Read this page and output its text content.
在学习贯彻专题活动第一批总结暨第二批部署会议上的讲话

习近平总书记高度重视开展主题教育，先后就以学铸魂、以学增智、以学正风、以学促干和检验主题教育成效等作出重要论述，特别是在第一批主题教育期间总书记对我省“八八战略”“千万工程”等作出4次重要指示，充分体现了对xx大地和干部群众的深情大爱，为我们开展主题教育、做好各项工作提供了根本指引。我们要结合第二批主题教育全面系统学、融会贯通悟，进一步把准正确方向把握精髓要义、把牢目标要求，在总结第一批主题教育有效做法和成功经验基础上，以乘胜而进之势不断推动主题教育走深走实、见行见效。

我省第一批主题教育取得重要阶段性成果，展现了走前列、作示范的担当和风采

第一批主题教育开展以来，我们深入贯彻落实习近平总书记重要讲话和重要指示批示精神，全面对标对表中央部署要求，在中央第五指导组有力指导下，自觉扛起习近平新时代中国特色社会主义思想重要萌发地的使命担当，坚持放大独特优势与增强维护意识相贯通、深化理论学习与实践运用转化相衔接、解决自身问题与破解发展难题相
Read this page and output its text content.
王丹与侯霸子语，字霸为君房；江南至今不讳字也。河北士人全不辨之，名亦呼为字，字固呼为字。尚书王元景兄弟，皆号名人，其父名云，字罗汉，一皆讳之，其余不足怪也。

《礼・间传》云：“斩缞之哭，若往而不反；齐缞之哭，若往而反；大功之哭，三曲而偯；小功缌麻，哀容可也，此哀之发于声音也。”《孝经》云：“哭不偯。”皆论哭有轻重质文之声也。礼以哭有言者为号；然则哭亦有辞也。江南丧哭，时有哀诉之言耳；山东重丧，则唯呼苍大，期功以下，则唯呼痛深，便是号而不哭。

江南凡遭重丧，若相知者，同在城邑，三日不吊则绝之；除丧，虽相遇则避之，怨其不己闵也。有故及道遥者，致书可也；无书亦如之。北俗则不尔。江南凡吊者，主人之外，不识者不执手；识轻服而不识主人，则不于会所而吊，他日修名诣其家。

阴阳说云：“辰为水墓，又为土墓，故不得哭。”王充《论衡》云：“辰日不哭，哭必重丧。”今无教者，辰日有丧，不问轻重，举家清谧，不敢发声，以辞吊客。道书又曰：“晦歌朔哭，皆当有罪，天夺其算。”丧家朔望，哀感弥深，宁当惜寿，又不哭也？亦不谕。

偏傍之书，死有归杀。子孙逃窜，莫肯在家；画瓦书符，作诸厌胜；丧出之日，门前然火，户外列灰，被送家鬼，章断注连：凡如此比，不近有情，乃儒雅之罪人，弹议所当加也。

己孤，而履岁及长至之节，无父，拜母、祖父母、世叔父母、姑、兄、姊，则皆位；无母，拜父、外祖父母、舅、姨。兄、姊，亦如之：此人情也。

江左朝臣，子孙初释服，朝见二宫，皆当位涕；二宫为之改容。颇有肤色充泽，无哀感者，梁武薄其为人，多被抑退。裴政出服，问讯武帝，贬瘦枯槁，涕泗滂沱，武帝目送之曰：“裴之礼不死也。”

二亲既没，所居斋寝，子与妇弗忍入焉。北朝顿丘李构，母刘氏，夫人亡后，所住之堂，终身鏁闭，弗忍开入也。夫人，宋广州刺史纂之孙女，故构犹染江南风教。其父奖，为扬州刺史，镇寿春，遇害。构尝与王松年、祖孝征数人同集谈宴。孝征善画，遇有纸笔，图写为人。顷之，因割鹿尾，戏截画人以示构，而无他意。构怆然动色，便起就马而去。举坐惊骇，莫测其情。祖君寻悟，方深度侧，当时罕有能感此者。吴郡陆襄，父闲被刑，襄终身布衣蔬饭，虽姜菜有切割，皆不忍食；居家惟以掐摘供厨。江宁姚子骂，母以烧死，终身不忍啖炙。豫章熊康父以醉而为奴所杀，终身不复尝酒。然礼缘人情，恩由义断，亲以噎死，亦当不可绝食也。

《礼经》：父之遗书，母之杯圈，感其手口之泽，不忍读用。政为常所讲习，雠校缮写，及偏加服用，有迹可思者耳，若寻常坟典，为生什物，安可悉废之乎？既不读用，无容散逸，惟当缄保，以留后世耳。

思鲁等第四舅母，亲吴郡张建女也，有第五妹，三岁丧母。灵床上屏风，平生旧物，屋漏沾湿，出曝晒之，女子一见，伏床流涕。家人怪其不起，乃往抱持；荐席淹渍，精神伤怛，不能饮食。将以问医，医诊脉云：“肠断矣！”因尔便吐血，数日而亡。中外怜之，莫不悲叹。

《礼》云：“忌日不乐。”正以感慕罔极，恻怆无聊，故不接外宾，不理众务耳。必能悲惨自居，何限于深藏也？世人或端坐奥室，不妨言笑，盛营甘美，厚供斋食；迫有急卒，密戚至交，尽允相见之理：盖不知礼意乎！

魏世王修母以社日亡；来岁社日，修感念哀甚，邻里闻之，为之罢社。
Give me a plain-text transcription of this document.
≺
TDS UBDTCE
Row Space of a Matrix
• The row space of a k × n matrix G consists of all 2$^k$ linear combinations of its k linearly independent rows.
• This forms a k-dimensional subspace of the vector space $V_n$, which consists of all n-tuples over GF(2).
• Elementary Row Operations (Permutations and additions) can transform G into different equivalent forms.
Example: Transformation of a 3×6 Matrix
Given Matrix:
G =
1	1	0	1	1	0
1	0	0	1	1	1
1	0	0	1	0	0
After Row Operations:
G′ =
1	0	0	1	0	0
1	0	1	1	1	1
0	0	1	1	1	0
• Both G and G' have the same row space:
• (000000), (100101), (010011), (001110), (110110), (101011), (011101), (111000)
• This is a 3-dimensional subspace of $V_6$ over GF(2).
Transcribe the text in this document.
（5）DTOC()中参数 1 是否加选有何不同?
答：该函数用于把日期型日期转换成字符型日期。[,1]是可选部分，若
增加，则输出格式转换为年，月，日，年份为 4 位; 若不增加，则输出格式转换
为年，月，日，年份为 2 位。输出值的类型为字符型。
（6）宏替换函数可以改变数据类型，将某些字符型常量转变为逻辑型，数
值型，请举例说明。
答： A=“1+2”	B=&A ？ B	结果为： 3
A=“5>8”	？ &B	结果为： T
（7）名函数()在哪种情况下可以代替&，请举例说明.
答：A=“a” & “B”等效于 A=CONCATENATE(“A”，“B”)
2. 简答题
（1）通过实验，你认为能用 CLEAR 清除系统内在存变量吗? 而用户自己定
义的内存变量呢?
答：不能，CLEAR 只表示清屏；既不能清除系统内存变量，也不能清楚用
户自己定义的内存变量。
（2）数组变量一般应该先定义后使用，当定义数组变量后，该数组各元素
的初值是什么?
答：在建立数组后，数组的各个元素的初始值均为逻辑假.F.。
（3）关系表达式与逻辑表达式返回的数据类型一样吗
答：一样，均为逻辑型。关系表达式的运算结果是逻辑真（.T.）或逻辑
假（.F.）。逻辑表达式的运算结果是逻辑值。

◆ ◆ ◆ ◆ ◆

» **Written exercise**: Read the entries and pick out all lines that include the word "CLEAR".

» **Written reply**:
（1）通过实验，你认为能用 CLEAR 清除系统内在存变量吗? 而用户自己定
答：不能，CLEAR 只表示清屏；既不能清除系统内存变量，也不能清楚用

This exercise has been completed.